═════ MATERIAL PROVIDED ═════

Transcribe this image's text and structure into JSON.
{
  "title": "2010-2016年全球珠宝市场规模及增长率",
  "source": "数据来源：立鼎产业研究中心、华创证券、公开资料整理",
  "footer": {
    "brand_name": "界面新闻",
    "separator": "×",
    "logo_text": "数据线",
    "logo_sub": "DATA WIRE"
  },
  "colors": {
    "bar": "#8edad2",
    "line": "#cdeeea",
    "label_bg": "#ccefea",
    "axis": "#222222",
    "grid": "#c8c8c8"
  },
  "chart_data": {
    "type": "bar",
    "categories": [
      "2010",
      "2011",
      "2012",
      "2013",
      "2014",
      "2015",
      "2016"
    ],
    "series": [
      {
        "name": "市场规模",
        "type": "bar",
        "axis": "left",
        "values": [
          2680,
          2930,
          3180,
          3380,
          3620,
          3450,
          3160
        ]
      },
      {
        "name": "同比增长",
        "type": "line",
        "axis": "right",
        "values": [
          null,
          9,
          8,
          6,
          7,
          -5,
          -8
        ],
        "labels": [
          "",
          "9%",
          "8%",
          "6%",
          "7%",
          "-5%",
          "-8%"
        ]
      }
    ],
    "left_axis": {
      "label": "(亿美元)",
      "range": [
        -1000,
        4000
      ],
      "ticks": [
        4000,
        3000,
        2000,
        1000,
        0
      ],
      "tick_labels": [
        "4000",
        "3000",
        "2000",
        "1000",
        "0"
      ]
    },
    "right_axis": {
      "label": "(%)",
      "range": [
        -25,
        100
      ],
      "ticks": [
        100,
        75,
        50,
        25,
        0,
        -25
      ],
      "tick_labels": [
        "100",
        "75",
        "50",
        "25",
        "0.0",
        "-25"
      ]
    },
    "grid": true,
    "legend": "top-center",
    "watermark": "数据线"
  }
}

═════

- **PROBLEM TO WORK ON**: Would you write down every record again, exactly?

- **OUTPUT**:
Transcribe this image's text and structure into JSON.
{
  "title": "2010-2016年全球珠宝市场规模及增长率",
  "source": "数据来源：立鼎产业研究中心、华创证券、公开资料整理",
  "footer": {
    "brand_name": "界面新闻",
    "separator": "×",
    "logo_text": "数据线",
    "logo_sub": "DATA WIRE"
  },
  "colors": {
    "bar": "#8edad2",
    "line": "#cdeeea",
    "label_bg": "#ccefea",
    "axis": "#222222",
    "grid": "#c8c8c8"
  },
  "chart_data": {
    "type": "bar",
    "categories": [
      "2010",
      "2011",
      "2012",
      "2013",
      "2014",
      "2015",
      "2016"
    ],
    "series": [
      {
        "name": "市场规模",
        "type": "bar",
        "axis": "left",
        "values": [
          2680,
          2930,
          3180,
          3380,
          3620,
          3450,
          3160
        ]
      },
      {
        "name": "同比增长",
        "type": "line",
        "axis": "right",
        "values": [
          null,
          9,
          8,
          6,
          7,
          -5,
          -8
        ],
        "labels": [
          "",
          "9%",
          "8%",
          "6%",
          "7%",
          "-5%",
          "-8%"
        ]
      }
    ],
    "left_axis": {
      "label": "(亿美元)",
      "range": [
        -1000,
        4000
      ],
      "ticks": [
        4000,
        3000,
        2000,
        1000,
        0
      ],
      "tick_labels": [
        "4000",
        "3000",
        "2000",
        "1000",
        "0"
      ]
    },
    "right_axis": {
      "label": "(%)",
      "range": [
        -25,
        100
      ],
      "ticks": [
        100,
        75,
        50,
        25,
        0,
        -25
      ],
      "tick_labels": [
        "100",
        "75",
        "50",
        "25",
        "0.0",
        "-25"
      ]
    },
    "grid": true,
    "legend": "top-center",
    "watermark": "数据线"
  }
}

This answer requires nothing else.